[Raw records]
[BEGIN]

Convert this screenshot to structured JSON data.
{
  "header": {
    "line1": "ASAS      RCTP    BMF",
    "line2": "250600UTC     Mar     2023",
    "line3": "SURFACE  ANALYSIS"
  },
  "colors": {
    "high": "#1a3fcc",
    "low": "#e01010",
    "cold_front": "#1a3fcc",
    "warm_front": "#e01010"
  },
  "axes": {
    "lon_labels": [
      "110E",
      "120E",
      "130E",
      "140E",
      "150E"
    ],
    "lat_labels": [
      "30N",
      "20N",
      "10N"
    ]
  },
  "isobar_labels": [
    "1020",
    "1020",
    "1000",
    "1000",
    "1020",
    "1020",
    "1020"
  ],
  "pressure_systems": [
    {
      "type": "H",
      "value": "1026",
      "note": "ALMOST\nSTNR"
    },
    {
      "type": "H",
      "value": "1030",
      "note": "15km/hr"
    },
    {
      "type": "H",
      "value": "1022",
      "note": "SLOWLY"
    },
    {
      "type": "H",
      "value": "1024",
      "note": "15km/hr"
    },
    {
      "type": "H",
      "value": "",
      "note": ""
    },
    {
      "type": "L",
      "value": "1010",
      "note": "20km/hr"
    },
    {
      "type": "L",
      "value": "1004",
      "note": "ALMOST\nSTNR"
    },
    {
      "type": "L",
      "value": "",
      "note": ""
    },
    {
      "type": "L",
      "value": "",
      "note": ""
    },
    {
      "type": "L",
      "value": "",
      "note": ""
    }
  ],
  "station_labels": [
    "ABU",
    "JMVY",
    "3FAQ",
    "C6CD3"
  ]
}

[END]

* _Task instructions_: Above are some records. Print them all exactly.

* _Expected answer_:
Convert this screenshot to structured JSON data.
{
  "header": {
    "line1": "ASAS      RCTP    BMF",
    "line2": "250600UTC     Mar     2023",
    "line3": "SURFACE  ANALYSIS"
  },
  "colors": {
    "high": "#1a3fcc",
    "low": "#e01010",
    "cold_front": "#1a3fcc",
    "warm_front": "#e01010"
  },
  "axes": {
    "lon_labels": [
      "110E",
      "120E",
      "130E",
      "140E",
      "150E"
    ],
    "lat_labels": [
      "30N",
      "20N",
      "10N"
    ]
  },
  "isobar_labels": [
    "1020",
    "1020",
    "1000",
    "1000",
    "1020",
    "1020",
    "1020"
  ],
  "pressure_systems": [
    {
      "type": "H",
      "value": "1026",
      "note": "ALMOST\nSTNR"
    },
    {
      "type": "H",
      "value": "1030",
      "note": "15km/hr"
    },
    {
      "type": "H",
      "value": "1022",
      "note": "SLOWLY"
    },
    {
      "type": "H",
      "value": "1024",
      "note": "15km/hr"
    },
    {
      "type": "H",
      "value": "",
      "note": ""
    },
    {
      "type": "L",
      "value": "1010",
      "note": "20km/hr"
    },
    {
      "type": "L",
      "value": "1004",
      "note": "ALMOST\nSTNR"
    },
    {
      "type": "L",
      "value": "",
      "note": ""
    },
    {
      "type": "L",
      "value": "",
      "note": ""
    },
    {
      "type": "L",
      "value": "",
      "note": ""
    }
  ],
  "station_labels": [
    "ABU",
    "JMVY",
    "3FAQ",
    "C6CD3"
  ]
}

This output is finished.